Check each line of the data for "text" and select those that have it.

== INFORMATION SHOWN

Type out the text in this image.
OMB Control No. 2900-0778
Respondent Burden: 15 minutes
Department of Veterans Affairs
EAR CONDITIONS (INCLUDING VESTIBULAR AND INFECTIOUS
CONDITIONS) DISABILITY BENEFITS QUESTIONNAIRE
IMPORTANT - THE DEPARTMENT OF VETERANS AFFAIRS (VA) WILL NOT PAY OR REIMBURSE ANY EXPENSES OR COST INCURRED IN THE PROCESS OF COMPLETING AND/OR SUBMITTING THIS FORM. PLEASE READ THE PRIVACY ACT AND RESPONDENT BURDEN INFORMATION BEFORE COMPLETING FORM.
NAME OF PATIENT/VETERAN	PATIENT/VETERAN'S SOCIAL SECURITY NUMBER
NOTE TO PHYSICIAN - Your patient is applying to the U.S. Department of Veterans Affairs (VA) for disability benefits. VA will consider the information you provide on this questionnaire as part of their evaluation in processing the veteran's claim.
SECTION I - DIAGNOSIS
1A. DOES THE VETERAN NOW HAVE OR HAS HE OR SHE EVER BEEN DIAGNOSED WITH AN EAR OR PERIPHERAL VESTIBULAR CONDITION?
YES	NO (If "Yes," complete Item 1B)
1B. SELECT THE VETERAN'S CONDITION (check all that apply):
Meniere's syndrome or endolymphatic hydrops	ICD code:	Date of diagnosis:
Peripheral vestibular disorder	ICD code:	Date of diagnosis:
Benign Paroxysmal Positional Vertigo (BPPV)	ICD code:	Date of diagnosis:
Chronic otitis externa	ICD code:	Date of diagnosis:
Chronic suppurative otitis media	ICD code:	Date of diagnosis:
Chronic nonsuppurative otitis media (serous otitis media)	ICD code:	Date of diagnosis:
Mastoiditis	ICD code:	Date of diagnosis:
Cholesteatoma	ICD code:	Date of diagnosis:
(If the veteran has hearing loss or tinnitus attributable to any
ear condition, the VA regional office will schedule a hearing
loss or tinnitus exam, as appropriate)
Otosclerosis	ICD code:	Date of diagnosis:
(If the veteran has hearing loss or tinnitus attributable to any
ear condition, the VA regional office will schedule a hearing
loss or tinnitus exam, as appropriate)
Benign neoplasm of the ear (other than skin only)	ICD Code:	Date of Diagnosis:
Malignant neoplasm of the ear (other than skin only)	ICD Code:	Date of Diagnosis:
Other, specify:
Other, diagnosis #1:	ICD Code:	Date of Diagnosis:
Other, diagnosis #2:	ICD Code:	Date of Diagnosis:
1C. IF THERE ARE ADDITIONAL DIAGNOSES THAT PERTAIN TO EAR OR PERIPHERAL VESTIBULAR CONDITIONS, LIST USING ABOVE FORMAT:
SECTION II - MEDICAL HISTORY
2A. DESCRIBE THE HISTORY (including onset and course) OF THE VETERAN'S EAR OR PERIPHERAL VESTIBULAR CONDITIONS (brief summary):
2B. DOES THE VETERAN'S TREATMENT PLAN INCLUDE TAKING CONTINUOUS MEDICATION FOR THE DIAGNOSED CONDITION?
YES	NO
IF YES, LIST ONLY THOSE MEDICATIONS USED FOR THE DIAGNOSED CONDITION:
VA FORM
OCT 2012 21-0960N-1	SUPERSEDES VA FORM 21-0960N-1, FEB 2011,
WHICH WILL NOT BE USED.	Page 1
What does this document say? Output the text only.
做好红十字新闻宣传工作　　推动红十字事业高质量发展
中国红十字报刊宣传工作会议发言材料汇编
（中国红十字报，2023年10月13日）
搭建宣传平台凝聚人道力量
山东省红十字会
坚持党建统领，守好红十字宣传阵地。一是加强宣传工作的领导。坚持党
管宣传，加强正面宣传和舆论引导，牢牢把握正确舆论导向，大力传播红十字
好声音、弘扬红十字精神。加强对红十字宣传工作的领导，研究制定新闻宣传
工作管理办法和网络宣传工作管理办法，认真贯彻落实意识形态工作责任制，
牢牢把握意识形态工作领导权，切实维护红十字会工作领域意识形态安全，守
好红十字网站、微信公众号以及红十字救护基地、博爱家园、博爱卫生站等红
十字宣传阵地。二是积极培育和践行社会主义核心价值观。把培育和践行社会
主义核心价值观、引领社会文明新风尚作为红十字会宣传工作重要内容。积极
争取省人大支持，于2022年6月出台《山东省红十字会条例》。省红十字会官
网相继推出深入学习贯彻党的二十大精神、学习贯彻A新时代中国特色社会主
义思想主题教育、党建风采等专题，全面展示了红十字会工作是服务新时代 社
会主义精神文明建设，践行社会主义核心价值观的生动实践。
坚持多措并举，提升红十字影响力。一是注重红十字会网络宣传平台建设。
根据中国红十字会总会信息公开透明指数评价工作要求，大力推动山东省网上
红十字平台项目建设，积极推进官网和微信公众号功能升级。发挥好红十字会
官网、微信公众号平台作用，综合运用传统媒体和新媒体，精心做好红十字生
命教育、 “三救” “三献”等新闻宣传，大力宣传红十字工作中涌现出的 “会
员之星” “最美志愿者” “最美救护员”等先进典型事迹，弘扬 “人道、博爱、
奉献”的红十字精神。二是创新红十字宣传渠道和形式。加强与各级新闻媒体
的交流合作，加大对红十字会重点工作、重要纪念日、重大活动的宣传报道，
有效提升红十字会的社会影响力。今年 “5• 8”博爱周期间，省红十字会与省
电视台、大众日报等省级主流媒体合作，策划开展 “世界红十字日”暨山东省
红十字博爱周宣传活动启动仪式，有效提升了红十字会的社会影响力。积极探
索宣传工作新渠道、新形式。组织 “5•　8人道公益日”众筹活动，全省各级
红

====

• [ANSWER TO THIS TASK]
Type out the text in this image.
What does this document say? Output the text only.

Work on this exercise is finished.